▶ _AIM_: Repeat the entire listing exactly.

▶ _Data entries for graphics_:
---
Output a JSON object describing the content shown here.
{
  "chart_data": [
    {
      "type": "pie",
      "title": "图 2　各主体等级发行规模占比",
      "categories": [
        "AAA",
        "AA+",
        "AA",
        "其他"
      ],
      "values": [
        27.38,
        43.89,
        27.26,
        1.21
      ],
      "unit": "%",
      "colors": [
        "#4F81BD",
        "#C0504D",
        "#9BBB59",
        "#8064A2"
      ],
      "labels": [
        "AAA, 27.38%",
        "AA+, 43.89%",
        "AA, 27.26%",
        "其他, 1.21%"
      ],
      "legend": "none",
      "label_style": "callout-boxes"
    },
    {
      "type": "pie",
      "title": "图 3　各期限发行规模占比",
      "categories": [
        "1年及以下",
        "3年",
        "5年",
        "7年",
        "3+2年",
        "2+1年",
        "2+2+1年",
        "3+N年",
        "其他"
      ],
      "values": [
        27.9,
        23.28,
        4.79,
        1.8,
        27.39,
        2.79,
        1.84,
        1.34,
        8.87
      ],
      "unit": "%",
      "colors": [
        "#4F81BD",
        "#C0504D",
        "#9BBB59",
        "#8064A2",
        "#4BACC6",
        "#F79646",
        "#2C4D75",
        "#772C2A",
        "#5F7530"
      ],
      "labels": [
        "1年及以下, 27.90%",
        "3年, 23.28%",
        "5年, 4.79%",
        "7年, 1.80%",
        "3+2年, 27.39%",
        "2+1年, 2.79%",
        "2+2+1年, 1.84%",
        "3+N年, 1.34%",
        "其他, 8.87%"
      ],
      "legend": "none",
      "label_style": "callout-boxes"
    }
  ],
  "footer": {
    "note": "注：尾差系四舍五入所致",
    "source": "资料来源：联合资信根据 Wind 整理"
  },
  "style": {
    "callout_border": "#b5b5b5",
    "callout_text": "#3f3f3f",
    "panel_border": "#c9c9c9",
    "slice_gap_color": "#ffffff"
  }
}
---
▶ _RESULT FOR THIS EXERCISE_:
Output a JSON object describing the content shown here.
{
  "chart_data": [
    {
      "type": "pie",
      "title": "图 2　各主体等级发行规模占比",
      "categories": [
        "AAA",
        "AA+",
        "AA",
        "其他"
      ],
      "values": [
        27.38,
        43.89,
        27.26,
        1.21
      ],
      "unit": "%",
      "colors": [
        "#4F81BD",
        "#C0504D",
        "#9BBB59",
        "#8064A2"
      ],
      "labels": [
        "AAA, 27.38%",
        "AA+, 43.89%",
        "AA, 27.26%",
        "其他, 1.21%"
      ],
      "legend": "none",
      "label_style": "callout-boxes"
    },
    {
      "type": "pie",
      "title": "图 3　各期限发行规模占比",
      "categories": [
        "1年及以下",
        "3年",
        "5年",
        "7年",
        "3+2年",
        "2+1年",
        "2+2+1年",
        "3+N年",
        "其他"
      ],
      "values": [
        27.9,
        23.28,
        4.79,
        1.8,
        27.39,
        2.79,
        1.84,
        1.34,
        8.87
      ],
      "unit": "%",
      "colors": [
        "#4F81BD",
        "#C0504D",
        "#9BBB59",
        "#8064A2",
        "#4BACC6",
        "#F79646",
        "#2C4D75",
        "#772C2A",
        "#5F7530"
      ],
      "labels": [
        "1年及以下, 27.90%",
        "3年, 23.28%",
        "5年, 4.79%",
        "7年, 1.80%",
        "3+2年, 27.39%",
        "2+1年, 2.79%",
        "2+2+1年, 1.84%",
        "3+N年, 1.34%",
        "其他, 8.87%"
      ],
      "legend": "none",
      "label_style": "callout-boxes"
    }
  ],
  "footer": {
    "note": "注：尾差系四舍五入所致",
    "source": "资料来源：联合资信根据 Wind 整理"
  },
  "style": {
    "callout_border": "#b5b5b5",
    "callout_text": "#3f3f3f",
    "panel_border": "#c9c9c9",
    "slice_gap_color": "#ffffff"
  }
}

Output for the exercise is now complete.